The exercise asks you to copy every line below in which "structured" appears.

LISTED RECORDS —
================

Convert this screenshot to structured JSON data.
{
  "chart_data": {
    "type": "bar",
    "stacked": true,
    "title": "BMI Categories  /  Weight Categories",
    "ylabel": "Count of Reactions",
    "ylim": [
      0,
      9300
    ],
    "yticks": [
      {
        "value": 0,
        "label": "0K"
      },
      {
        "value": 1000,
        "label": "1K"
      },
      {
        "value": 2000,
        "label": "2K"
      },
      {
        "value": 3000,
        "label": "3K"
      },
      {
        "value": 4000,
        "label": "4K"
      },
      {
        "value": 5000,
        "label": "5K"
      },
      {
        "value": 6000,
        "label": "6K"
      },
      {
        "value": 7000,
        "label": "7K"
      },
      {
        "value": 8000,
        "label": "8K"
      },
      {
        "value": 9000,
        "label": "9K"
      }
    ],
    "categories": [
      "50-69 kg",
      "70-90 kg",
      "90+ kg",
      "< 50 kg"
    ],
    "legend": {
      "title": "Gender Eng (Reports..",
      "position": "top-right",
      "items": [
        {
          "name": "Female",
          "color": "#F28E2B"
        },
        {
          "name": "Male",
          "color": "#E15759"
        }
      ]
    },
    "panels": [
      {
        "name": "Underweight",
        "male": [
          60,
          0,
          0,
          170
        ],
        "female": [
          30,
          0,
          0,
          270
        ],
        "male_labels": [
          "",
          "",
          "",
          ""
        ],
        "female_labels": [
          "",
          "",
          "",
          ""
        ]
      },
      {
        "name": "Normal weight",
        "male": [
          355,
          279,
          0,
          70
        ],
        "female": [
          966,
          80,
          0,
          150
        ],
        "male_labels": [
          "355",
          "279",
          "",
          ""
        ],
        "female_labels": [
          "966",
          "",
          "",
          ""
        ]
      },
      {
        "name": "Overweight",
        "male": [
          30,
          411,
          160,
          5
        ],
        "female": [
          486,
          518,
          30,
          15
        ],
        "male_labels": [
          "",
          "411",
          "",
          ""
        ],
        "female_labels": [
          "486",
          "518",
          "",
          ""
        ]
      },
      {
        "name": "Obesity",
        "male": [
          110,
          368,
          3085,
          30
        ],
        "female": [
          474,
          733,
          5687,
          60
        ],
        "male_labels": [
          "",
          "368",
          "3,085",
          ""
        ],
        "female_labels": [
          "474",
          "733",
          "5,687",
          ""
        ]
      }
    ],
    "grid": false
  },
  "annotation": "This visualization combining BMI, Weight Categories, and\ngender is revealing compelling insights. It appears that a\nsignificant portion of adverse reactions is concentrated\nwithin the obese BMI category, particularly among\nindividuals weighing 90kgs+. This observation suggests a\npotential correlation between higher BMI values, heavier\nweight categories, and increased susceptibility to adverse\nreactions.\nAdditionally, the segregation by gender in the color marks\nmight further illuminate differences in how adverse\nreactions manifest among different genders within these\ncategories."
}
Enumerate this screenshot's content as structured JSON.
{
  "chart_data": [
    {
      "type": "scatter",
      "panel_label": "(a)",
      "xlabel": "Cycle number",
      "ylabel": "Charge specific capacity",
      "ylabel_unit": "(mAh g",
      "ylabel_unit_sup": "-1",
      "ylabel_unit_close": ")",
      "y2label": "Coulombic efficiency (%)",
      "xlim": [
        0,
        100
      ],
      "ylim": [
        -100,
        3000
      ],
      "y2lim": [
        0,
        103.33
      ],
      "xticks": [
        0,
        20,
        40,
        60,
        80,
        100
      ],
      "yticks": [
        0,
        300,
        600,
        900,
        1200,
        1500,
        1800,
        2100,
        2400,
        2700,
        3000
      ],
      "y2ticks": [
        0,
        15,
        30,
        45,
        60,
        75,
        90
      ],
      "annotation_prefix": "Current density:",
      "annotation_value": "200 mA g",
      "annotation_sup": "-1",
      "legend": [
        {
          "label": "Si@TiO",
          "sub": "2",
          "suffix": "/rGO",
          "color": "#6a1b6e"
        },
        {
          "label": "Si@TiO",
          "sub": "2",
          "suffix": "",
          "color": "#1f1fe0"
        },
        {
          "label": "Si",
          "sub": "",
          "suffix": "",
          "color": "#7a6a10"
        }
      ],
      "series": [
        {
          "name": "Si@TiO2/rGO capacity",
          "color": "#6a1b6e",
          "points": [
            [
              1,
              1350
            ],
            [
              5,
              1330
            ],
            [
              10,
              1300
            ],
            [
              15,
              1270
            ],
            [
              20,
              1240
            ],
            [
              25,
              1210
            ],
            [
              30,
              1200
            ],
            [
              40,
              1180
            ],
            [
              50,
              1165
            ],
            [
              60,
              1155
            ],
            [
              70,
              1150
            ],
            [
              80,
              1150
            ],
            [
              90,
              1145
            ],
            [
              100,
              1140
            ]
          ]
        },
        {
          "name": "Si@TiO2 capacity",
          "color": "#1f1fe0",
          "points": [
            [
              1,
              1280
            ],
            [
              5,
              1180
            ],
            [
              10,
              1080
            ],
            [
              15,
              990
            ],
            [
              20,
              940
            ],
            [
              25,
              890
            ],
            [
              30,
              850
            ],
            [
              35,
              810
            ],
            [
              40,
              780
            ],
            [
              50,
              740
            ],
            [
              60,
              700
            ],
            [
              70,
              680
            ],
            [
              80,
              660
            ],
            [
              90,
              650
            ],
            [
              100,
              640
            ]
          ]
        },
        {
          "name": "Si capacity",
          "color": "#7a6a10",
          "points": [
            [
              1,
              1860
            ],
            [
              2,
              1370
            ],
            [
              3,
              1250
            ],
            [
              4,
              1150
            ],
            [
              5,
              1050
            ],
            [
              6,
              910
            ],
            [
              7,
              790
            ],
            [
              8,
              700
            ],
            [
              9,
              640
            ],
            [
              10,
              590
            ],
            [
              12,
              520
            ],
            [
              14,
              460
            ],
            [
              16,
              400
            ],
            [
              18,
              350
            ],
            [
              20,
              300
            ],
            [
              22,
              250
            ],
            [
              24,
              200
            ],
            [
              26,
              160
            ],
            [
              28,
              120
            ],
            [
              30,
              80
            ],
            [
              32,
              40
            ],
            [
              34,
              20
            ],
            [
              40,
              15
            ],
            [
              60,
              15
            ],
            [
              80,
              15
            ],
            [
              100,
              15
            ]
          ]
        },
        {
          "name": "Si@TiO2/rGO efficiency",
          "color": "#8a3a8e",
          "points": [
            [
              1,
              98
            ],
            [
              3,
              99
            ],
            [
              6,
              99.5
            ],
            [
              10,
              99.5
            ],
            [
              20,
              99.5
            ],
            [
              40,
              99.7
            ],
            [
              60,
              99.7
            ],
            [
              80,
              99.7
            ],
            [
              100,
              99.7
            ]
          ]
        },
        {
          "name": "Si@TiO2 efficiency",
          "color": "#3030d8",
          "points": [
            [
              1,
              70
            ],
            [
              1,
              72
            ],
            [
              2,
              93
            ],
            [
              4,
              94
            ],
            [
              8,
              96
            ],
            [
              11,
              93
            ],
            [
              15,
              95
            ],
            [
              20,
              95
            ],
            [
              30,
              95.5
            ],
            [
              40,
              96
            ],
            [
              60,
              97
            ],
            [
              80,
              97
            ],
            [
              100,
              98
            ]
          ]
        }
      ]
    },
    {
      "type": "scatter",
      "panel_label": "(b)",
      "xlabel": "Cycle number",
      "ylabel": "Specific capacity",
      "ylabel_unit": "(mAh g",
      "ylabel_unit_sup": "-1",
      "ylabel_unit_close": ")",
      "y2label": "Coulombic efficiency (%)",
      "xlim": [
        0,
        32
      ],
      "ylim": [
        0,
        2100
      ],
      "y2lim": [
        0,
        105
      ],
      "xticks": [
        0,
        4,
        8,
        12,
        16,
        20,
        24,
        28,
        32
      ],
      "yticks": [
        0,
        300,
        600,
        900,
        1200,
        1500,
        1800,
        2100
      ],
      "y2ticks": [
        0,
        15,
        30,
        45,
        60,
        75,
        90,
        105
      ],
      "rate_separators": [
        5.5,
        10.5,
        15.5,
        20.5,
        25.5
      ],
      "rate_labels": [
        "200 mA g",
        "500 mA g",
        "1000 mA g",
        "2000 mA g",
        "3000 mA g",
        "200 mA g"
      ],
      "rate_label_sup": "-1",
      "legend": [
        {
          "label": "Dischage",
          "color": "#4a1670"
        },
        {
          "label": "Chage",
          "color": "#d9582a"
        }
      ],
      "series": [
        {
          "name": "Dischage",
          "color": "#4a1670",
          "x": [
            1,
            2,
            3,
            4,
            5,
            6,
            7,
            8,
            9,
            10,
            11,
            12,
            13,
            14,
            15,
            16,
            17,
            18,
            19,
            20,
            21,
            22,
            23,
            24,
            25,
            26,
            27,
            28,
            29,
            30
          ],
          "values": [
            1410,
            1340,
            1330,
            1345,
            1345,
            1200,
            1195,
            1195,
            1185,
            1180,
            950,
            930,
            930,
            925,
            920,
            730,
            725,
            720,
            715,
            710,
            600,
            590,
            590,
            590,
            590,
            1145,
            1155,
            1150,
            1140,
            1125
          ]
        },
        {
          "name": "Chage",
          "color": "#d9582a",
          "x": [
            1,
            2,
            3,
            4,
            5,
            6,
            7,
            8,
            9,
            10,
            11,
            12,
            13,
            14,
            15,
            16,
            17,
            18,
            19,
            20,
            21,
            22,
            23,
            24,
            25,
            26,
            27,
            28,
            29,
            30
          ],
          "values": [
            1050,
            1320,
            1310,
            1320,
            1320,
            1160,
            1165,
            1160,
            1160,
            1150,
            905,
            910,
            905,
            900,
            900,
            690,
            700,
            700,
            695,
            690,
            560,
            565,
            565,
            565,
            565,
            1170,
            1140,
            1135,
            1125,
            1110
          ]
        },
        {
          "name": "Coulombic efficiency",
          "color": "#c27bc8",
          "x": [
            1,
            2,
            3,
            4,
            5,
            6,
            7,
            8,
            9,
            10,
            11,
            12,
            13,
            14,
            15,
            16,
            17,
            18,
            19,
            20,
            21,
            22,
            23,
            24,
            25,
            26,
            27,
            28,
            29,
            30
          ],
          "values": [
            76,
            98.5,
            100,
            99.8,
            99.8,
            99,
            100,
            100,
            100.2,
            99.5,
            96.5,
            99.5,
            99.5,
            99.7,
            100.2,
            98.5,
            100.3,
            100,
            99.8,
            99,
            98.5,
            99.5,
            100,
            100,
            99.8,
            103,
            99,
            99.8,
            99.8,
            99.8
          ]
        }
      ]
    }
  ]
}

================

TASK RESPONSE —
Convert this screenshot to structured JSON data.
Enumerate this screenshot's content as structured JSON.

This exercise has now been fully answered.